• **WHAT YOU HAVE TO DO**: Only the pictures stay out; every record is to be quoted exactly.

• **TASK INPUTS**:

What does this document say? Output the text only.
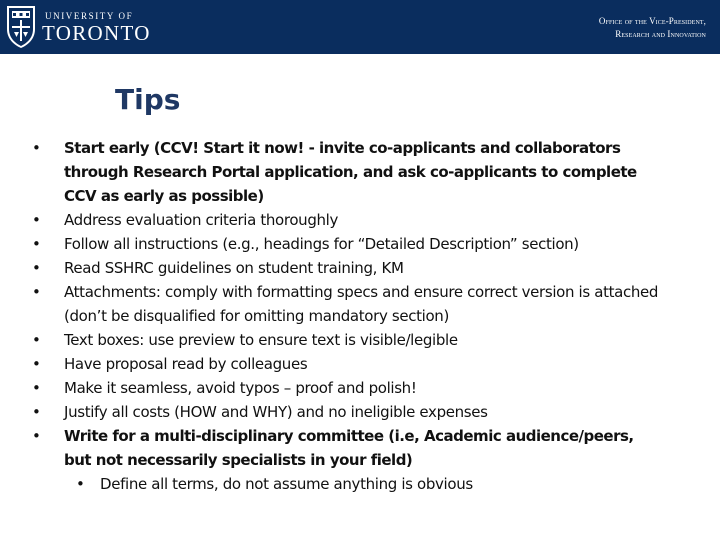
UNIVERSITY OF
TORONTO	Office of the Vice-President,
Research and Innovation
Tips
• Start early (CCV! Start it now! - invite co-applicants and collaborators through Research Portal application, and ask co-applicants to complete CCV as early as possible)
• Address evaluation criteria thoroughly
• Follow all instructions (e.g., headings for “Detailed Description” section)
• Read SSHRC guidelines on student training, KM
• Attachments: comply with formatting specs and ensure correct version is attached (don’t be disqualified for omitting mandatory section)
• Text boxes: use preview to ensure text is visible/legible
• Have proposal read by colleagues
• Make it seamless, avoid typos – proof and polish!
• Justify all costs (HOW and WHY) and no ineligible expenses
• Write for a multi-disciplinary committee (i.e, Academic audience/peers, but not necessarily specialists in your field)
• Define all terms, do not assume anything is obvious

• **FINISHED EXERCISE**:
What does this document say? Output the text only.
UNIVERSITY OF
TORONTO	Office of the Vice-President,
Research and Innovation
Tips
• Start early (CCV! Start it now! - invite co-applicants and collaborators through Research Portal application, and ask co-applicants to complete CCV as early as possible)
• Address evaluation criteria thoroughly
• Follow all instructions (e.g., headings for “Detailed Description” section)
• Read SSHRC guidelines on student training, KM
• Attachments: comply with formatting specs and ensure correct version is attached (don’t be disqualified for omitting mandatory section)
• Text boxes: use preview to ensure text is visible/legible
• Have proposal read by colleagues
• Make it seamless, avoid typos – proof and polish!
• Justify all costs (HOW and WHY) and no ineligible expenses
• Write for a multi-disciplinary committee (i.e, Academic audience/peers, but not necessarily specialists in your field)
• Define all terms, do not assume anything is obvious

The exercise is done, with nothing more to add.